→ Required task:
Will you give every entry again exactly as it stands?
— START Records —
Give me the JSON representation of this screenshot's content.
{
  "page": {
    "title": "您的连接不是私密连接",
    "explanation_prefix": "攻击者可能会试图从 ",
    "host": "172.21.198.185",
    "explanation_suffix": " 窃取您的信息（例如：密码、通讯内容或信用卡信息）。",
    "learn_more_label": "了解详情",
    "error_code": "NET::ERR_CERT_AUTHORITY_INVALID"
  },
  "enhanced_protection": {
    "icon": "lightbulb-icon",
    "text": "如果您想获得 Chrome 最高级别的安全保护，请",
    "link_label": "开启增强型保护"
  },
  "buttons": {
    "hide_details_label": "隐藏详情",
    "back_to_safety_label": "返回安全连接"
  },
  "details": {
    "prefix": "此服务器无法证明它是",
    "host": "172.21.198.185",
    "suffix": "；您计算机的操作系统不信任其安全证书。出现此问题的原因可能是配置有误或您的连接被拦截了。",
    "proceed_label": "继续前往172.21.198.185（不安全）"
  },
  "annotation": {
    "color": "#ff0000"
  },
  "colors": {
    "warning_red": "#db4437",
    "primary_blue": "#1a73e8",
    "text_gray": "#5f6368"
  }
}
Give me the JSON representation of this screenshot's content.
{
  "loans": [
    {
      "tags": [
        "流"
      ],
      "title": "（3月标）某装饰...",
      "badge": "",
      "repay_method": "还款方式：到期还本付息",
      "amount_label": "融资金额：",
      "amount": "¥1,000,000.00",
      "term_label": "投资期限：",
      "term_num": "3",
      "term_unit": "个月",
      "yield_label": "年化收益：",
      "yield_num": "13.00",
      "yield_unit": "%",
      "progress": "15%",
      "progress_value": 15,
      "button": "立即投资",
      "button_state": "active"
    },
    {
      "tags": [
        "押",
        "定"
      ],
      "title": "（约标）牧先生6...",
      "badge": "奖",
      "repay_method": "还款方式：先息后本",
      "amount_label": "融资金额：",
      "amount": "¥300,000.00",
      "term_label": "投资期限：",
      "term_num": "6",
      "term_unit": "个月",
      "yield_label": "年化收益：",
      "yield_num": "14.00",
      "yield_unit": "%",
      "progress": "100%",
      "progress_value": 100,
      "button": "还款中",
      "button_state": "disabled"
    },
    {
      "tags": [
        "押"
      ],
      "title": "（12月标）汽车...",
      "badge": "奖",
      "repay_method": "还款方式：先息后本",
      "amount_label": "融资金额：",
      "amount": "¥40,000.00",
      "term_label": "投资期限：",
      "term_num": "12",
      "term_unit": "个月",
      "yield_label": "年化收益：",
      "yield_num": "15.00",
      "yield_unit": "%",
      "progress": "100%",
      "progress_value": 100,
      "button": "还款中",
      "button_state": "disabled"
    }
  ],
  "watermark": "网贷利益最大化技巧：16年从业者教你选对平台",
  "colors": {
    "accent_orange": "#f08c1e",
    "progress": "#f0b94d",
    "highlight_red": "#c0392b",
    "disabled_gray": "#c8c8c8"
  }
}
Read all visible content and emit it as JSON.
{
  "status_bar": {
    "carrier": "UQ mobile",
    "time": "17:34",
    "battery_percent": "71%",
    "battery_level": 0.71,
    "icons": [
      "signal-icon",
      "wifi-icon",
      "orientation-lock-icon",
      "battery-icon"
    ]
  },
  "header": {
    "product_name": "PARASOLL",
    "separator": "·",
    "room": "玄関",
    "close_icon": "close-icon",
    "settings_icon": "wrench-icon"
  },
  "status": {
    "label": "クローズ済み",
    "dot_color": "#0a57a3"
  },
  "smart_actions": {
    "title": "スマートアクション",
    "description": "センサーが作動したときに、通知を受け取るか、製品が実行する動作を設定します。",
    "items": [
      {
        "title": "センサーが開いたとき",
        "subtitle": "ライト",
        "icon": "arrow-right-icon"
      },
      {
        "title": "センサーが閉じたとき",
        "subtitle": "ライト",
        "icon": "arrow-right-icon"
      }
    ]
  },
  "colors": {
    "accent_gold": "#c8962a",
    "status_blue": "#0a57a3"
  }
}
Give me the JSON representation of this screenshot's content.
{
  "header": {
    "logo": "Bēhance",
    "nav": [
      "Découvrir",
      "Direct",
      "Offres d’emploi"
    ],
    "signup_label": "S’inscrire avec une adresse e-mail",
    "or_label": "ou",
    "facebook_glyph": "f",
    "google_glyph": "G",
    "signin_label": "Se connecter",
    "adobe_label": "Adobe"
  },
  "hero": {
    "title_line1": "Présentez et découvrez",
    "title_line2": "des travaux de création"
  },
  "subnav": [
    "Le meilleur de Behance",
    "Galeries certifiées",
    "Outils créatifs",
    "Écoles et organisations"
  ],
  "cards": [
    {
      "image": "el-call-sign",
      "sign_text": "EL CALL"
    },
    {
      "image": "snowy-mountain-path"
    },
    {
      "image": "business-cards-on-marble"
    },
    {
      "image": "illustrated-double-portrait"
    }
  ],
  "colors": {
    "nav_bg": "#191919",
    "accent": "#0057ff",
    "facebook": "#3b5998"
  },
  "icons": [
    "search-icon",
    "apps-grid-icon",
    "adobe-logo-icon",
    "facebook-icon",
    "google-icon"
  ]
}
— END Records —
→ Answer to the task:
Give me the JSON representation of this screenshot's content.
{
  "page": {
    "title": "您的连接不是私密连接",
    "explanation_prefix": "攻击者可能会试图从 ",
    "host": "172.21.198.185",
    "explanation_suffix": " 窃取您的信息（例如：密码、通讯内容或信用卡信息）。",
    "learn_more_label": "了解详情",
    "error_code": "NET::ERR_CERT_AUTHORITY_INVALID"
  },
  "enhanced_protection": {
    "icon": "lightbulb-icon",
    "text": "如果您想获得 Chrome 最高级别的安全保护，请",
    "link_label": "开启增强型保护"
  },
  "buttons": {
    "hide_details_label": "隐藏详情",
    "back_to_safety_label": "返回安全连接"
  },
  "details": {
    "prefix": "此服务器无法证明它是",
    "host": "172.21.198.185",
    "suffix": "；您计算机的操作系统不信任其安全证书。出现此问题的原因可能是配置有误或您的连接被拦截了。",
    "proceed_label": "继续前往172.21.198.185（不安全）"
  },
  "annotation": {
    "color": "#ff0000"
  },
  "colors": {
    "warning_red": "#db4437",
    "primary_blue": "#1a73e8",
    "text_gray": "#5f6368"
  }
}
Give me the JSON representation of this screenshot's content.
{
  "loans": [
    {
      "tags": [
        "流"
      ],
      "title": "（3月标）某装饰...",
      "badge": "",
      "repay_method": "还款方式：到期还本付息",
      "amount_label": "融资金额：",
      "amount": "¥1,000,000.00",
      "term_label": "投资期限：",
      "term_num": "3",
      "term_unit": "个月",
      "yield_label": "年化收益：",
      "yield_num": "13.00",
      "yield_unit": "%",
      "progress": "15%",
      "progress_value": 15,
      "button": "立即投资",
      "button_state": "active"
    },
    {
      "tags": [
        "押",
        "定"
      ],
      "title": "（约标）牧先生6...",
      "badge": "奖",
      "repay_method": "还款方式：先息后本",
      "amount_label": "融资金额：",
      "amount": "¥300,000.00",
      "term_label": "投资期限：",
      "term_num": "6",
      "term_unit": "个月",
      "yield_label": "年化收益：",
      "yield_num": "14.00",
      "yield_unit": "%",
      "progress": "100%",
      "progress_value": 100,
      "button": "还款中",
      "button_state": "disabled"
    },
    {
      "tags": [
        "押"
      ],
      "title": "（12月标）汽车...",
      "badge": "奖",
      "repay_method": "还款方式：先息后本",
      "amount_label": "融资金额：",
      "amount": "¥40,000.00",
      "term_label": "投资期限：",
      "term_num": "12",
      "term_unit": "个月",
      "yield_label": "年化收益：",
      "yield_num": "15.00",
      "yield_unit": "%",
      "progress": "100%",
      "progress_value": 100,
      "button": "还款中",
      "button_state": "disabled"
    }
  ],
  "watermark": "网贷利益最大化技巧：16年从业者教你选对平台",
  "colors": {
    "accent_orange": "#f08c1e",
    "progress": "#f0b94d",
    "highlight_red": "#c0392b",
    "disabled_gray": "#c8c8c8"
  }
}
Read all visible content and emit it as JSON.
{
  "status_bar": {
    "carrier": "UQ mobile",
    "time": "17:34",
    "battery_percent": "71%",
    "battery_level": 0.71,
    "icons": [
      "signal-icon",
      "wifi-icon",
      "orientation-lock-icon",
      "battery-icon"
    ]
  },
  "header": {
    "product_name": "PARASOLL",
    "separator": "·",
    "room": "玄関",
    "close_icon": "close-icon",
    "settings_icon": "wrench-icon"
  },
  "status": {
    "label": "クローズ済み",
    "dot_color": "#0a57a3"
  },
  "smart_actions": {
    "title": "スマートアクション",
    "description": "センサーが作動したときに、通知を受け取るか、製品が実行する動作を設定します。",
    "items": [
      {
        "title": "センサーが開いたとき",
        "subtitle": "ライト",
        "icon": "arrow-right-icon"
      },
      {
        "title": "センサーが閉じたとき",
        "subtitle": "ライト",
        "icon": "arrow-right-icon"
      }
    ]
  },
  "colors": {
    "accent_gold": "#c8962a",
    "status_blue": "#0a57a3"
  }
}
Give me the JSON representation of this screenshot's content.
{
  "header": {
    "logo": "Bēhance",
    "nav": [
      "Découvrir",
      "Direct",
      "Offres d’emploi"
    ],
    "signup_label": "S’inscrire avec une adresse e-mail",
    "or_label": "ou",
    "facebook_glyph": "f",
    "google_glyph": "G",
    "signin_label": "Se connecter",
    "adobe_label": "Adobe"
  },
  "hero": {
    "title_line1": "Présentez et découvrez",
    "title_line2": "des travaux de création"
  },
  "subnav": [
    "Le meilleur de Behance",
    "Galeries certifiées",
    "Outils créatifs",
    "Écoles et organisations"
  ],
  "cards": [
    {
      "image": "el-call-sign",
      "sign_text": "EL CALL"
    },
    {
      "image": "snowy-mountain-path"
    },
    {
      "image": "business-cards-on-marble"
    },
    {
      "image": "illustrated-double-portrait"
    }
  ],
  "colors": {
    "nav_bg": "#191919",
    "accent": "#0057ff",
    "facebook": "#3b5998"
  },
  "icons": [
    "search-icon",
    "apps-grid-icon",
    "adobe-logo-icon",
    "facebook-icon",
    "google-icon"
  ]
}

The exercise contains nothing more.